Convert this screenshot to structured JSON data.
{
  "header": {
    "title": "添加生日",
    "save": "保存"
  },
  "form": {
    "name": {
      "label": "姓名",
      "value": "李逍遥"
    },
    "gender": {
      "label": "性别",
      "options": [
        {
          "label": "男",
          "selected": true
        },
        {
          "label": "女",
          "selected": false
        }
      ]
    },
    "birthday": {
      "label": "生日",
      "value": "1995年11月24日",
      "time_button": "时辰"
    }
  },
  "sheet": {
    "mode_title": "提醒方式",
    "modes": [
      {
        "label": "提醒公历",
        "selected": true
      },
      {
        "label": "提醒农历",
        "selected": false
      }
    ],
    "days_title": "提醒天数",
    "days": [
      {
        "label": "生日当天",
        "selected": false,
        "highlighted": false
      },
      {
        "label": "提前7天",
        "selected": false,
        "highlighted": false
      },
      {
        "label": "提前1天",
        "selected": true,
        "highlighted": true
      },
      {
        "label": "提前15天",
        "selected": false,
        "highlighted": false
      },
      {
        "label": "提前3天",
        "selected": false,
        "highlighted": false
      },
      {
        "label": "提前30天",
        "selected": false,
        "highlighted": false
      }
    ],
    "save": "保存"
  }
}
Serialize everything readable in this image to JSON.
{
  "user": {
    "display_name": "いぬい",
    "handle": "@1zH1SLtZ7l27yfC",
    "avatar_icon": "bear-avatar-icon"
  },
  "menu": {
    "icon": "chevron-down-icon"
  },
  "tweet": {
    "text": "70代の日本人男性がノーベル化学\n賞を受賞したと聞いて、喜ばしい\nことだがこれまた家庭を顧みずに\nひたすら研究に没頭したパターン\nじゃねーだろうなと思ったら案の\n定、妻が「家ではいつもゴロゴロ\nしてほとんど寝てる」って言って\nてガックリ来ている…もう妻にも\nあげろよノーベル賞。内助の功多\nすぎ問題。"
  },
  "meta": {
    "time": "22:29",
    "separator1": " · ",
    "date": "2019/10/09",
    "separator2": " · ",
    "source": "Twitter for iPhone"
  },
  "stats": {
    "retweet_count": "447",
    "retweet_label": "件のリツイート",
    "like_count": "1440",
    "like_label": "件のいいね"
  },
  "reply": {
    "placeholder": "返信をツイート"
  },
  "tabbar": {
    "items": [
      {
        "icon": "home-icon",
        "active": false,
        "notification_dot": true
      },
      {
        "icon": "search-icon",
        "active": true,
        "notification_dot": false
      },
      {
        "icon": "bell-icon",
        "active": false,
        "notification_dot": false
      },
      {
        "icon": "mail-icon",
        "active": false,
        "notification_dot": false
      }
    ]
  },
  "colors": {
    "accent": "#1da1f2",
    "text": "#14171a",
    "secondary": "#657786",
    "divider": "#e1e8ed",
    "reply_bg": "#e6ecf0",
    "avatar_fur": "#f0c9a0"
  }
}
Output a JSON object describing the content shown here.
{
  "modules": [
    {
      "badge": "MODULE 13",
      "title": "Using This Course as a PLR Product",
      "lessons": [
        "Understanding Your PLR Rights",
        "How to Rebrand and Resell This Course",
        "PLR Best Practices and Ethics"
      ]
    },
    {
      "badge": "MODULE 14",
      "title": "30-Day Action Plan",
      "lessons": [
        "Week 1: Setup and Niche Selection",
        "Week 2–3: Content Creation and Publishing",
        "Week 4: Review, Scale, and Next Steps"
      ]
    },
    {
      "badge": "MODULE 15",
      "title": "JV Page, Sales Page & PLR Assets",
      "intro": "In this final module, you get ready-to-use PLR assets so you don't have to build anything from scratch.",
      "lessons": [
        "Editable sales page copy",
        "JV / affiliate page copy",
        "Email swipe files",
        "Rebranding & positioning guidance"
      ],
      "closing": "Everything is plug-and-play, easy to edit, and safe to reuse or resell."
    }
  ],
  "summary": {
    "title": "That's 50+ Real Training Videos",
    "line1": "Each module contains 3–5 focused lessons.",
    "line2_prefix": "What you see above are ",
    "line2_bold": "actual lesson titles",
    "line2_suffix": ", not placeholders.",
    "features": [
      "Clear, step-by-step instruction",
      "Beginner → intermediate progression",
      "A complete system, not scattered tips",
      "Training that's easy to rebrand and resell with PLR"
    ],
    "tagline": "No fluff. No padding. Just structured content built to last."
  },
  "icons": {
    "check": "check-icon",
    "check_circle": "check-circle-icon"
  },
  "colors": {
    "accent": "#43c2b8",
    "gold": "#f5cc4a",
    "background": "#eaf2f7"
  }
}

——

- [TASK] Look through the data above. Each line containing the word "structured" needs to be copied.

- [EXERCISE RESPONSE]
Convert this screenshot to structured JSON data.
    "tagline": "No fluff. No padding. Just structured content built to last."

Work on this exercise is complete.